#### Task instructions
Which lines hold the word "ماجه"? Show each of them.

#### Input for this task
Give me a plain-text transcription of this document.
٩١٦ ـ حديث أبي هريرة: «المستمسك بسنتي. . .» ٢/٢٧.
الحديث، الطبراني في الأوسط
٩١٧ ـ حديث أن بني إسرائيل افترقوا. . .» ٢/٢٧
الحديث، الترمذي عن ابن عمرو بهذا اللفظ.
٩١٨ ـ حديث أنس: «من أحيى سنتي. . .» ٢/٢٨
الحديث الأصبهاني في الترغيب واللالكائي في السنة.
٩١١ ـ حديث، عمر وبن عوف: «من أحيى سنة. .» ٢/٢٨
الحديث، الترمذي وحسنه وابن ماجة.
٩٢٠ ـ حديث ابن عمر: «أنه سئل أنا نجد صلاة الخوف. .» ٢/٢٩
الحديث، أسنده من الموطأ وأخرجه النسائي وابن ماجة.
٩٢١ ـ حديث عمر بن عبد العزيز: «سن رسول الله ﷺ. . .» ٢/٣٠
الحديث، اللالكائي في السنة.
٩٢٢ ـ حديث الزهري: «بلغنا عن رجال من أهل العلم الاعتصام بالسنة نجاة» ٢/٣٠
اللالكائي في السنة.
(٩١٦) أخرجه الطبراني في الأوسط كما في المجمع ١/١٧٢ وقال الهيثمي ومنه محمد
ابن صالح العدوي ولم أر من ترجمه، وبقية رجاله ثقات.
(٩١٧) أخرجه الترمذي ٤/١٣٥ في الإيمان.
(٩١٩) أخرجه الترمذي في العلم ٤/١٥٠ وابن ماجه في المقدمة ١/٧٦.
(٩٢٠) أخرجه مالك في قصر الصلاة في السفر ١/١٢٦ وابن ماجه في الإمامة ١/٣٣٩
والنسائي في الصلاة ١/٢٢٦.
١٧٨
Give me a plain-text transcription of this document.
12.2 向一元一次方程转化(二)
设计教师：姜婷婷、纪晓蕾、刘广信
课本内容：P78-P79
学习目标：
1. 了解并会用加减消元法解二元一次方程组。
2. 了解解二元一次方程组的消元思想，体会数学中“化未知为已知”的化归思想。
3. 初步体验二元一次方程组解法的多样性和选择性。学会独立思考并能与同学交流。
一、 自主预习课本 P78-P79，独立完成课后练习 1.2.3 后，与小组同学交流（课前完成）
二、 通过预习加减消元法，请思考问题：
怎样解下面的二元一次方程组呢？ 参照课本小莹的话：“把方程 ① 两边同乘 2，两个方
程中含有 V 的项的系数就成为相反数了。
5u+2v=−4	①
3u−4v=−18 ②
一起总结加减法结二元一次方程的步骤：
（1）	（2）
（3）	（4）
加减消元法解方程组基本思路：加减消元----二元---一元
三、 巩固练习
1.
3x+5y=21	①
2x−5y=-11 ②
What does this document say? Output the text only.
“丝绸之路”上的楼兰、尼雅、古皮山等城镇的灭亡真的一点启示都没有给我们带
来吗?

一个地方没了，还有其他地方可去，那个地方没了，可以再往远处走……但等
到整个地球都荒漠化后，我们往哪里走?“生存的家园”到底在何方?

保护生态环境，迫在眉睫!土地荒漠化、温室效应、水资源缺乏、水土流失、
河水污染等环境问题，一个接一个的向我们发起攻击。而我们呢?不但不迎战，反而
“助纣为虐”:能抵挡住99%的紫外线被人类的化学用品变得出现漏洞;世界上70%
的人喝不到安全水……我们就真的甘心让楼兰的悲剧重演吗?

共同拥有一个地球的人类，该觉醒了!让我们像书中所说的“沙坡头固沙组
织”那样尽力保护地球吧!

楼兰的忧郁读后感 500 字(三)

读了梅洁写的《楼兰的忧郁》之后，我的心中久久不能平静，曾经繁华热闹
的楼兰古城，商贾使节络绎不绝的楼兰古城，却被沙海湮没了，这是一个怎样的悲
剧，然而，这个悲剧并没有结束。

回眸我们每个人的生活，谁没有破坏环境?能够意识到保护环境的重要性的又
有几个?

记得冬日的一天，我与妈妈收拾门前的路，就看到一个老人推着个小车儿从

#### Output for this exercise
(٩١٩) أخرجه الترمذي في العلم ٤/١٥٠ وابن ماجه في المقدمة ١/٧٦.
(٩٢٠) أخرجه مالك في قصر الصلاة في السفر ١/١٢٦ وابن ماجه في الإمامة ١/٣٣٩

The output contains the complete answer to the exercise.